[begin Passage provided]

The third option restores the unreasonable practice claim as overruled by the Supreme Court in Maislin. Rates Act § 2(e)(1) (not codified). However, the Rates Act restores this claim only for undercharges arising out of transportation services provided before September 30, 1990, which includes the shipments involved in these appeals.5 Again, shippers can only assert this claim against carriers no longer transporting property. Rates Act § 2(e)(1).
Section 8 of the Rates Act provides that the ICC “shall have jurisdiction to, and shall, resolve” disputes over whether the shipments provided by a carrier were contract or common carriage. 49 U.S.C. § 11101(d). A contract carrier provides transportation services to shippers under a continuing agreement to provide motor vehicles for a shipper's exclusive use, or a continuing agreement designed to meet the distinct needs of a shipper. 49 U.S.C. § 10102(16)(B). Shipments transported by a carrier pursuant to its contract carrier authority are exempt from the filed rate requirement, see Central & Southern Motor Freight Tariff Assoc., Inc. v. United States, 757 F.2d 301 (D.C.Cir.) (upholding the ICC's blanket exemption from tariff-filing requirements for motor contract carriers), cert. denied, 474 U.S. 1019, 106 S.Ct. 568, 88 L.Ed.2d 553 (1985), and therefore carriers cannot claim undercharges for such shipments.

[end Passage provided]
[begin Dataset excerpts]

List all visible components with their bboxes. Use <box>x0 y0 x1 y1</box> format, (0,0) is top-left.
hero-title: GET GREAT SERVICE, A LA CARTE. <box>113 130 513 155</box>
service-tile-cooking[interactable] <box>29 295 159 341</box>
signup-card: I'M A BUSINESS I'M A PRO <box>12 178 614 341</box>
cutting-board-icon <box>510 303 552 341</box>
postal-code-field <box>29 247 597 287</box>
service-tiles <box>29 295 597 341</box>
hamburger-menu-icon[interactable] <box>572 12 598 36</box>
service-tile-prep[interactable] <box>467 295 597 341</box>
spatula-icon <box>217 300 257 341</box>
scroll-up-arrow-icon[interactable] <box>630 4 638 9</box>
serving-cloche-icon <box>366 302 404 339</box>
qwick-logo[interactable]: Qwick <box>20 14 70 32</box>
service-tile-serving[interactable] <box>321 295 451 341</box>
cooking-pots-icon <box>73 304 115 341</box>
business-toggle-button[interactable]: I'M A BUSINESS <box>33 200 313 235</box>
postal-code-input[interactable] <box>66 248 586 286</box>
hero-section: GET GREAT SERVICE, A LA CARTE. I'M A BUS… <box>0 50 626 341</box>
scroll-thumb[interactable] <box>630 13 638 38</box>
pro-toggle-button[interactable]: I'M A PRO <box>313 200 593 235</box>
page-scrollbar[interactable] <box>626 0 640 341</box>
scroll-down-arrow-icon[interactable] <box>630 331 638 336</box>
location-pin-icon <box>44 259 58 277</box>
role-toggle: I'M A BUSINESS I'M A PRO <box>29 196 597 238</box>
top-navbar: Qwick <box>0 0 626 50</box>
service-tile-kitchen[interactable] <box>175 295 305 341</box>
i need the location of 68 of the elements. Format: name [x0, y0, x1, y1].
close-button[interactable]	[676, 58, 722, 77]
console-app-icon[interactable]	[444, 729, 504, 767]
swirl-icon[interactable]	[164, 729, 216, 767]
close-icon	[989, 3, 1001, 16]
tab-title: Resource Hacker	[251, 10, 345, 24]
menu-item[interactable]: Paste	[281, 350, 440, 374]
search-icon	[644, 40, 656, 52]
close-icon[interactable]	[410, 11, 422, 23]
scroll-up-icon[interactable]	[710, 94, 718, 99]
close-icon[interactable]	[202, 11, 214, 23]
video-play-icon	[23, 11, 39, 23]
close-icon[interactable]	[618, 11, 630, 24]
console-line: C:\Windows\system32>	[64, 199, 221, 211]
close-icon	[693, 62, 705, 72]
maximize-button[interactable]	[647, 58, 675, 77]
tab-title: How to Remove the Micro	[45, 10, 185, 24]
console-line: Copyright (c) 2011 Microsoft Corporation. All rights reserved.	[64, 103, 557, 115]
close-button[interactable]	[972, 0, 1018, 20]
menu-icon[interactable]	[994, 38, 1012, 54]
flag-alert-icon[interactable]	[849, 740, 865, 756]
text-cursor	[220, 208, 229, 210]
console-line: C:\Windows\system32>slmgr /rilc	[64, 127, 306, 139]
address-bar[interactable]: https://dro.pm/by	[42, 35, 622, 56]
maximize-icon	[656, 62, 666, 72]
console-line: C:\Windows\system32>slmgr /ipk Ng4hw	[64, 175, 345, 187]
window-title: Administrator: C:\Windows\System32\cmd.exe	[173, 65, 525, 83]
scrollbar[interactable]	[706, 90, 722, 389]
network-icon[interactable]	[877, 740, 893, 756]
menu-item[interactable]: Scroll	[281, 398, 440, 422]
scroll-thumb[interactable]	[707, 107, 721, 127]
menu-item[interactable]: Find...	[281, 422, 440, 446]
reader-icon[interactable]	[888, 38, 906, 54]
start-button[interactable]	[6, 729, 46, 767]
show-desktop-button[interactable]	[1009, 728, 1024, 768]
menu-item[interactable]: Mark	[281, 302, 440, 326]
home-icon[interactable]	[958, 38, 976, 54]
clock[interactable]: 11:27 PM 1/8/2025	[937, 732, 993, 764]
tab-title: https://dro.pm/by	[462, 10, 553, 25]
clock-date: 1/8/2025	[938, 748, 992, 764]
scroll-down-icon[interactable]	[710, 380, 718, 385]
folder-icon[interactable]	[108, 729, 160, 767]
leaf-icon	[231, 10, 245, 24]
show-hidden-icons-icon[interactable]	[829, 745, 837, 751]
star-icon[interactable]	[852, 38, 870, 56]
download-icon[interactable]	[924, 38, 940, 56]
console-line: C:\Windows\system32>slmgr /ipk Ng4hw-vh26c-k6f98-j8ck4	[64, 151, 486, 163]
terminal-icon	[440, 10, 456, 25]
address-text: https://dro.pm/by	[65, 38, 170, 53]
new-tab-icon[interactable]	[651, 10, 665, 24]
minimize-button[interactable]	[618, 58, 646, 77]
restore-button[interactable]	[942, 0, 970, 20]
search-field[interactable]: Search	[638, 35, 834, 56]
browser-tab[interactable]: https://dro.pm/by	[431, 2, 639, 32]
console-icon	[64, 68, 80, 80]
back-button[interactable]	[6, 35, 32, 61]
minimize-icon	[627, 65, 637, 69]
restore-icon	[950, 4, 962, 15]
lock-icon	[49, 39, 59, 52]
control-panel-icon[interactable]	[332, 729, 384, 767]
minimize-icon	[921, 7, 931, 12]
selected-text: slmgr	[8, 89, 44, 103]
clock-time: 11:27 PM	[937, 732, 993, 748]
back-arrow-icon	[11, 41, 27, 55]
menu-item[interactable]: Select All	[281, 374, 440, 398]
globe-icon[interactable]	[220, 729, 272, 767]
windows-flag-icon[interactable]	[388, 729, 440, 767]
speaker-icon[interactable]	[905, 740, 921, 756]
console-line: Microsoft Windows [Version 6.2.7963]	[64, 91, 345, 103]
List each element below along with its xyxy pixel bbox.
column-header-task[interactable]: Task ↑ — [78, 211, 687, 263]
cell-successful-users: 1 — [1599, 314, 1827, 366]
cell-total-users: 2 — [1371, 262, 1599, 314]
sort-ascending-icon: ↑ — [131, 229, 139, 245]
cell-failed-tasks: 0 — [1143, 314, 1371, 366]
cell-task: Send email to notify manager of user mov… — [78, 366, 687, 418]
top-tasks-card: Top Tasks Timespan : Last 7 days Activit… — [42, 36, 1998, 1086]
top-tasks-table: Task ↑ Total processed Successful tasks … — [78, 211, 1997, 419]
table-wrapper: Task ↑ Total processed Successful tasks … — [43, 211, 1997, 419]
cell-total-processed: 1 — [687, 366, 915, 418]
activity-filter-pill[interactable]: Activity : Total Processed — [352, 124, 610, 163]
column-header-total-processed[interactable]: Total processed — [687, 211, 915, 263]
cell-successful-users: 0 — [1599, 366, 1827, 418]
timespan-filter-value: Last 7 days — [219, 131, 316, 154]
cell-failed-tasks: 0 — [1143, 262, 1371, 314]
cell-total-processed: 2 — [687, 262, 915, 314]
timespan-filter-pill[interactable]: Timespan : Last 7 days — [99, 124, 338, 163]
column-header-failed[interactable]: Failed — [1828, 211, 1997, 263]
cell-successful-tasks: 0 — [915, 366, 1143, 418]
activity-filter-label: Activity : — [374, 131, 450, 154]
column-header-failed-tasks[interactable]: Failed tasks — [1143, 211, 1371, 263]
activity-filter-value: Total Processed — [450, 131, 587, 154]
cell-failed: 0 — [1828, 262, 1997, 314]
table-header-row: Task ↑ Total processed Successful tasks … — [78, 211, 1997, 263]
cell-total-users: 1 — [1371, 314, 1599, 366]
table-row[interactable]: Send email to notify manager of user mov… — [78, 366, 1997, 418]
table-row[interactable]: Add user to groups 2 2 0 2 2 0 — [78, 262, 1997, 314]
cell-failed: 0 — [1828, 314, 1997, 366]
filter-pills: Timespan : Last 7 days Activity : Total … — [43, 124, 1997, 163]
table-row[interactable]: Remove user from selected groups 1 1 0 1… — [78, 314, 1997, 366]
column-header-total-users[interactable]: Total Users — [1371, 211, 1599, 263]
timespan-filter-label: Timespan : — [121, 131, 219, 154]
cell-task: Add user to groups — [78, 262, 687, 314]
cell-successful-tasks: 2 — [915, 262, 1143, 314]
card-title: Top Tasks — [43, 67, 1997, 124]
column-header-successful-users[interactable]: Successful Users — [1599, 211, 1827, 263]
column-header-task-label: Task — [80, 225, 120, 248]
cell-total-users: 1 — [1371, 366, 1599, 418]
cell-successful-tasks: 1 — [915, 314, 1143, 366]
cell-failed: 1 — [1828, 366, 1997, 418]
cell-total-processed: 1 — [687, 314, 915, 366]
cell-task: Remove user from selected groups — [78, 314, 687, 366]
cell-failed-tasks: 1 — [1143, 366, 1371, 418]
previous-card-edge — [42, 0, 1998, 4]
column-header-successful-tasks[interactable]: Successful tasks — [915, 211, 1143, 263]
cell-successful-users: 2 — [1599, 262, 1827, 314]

[end Dataset excerpts]

▶ [Goals]
• 1. Condense the paragraph of the Rates Act passage that begins "Section 8 of the Rates Act" into a short list, keeping its main facts.
• 2. Restate everything from "The third option" down to "Act § 2(e)(1)." in the Rates Act passage, switching "undercharges" to "rate shortfalls".

▶ [Solutions below]
• 1.
- Under Section 8 of the Rates Act, the ICC has jurisdiction over disputes about whether a carrier's shipments were contract or common carriage, and it must resolve them (49 U.S.C. § 11101(d)).
- A contract carrier serves shippers under a continuing agreement either to provide motor vehicles for a shipper's exclusive use or to meet a shipper's distinct needs (49 U.S.C. § 10102(16)(B)).
- Shipments carried under contract carrier authority are exempt from the filed rate requirement. Central & Southern Motor Freight Tariff Assoc., Inc. v. United States upheld the ICC's blanket exemption from tariff-filing requirements for motor contract carriers.
- Carriers therefore cannot claim undercharges for those shipments.

• 2.
The third option restores the unreasonable practice claim as overruled by the Supreme Court in Maislin. Rates Act § 2(e)(1) (not codified). However, the Rates Act restores this claim only for rate shortfalls arising out of transportation services provided before September 30, 1990, which includes the shipments involved in these appeals.5 Again, shippers can only assert this claim against carriers no longer transporting property. Rates Act § 2(e)(1).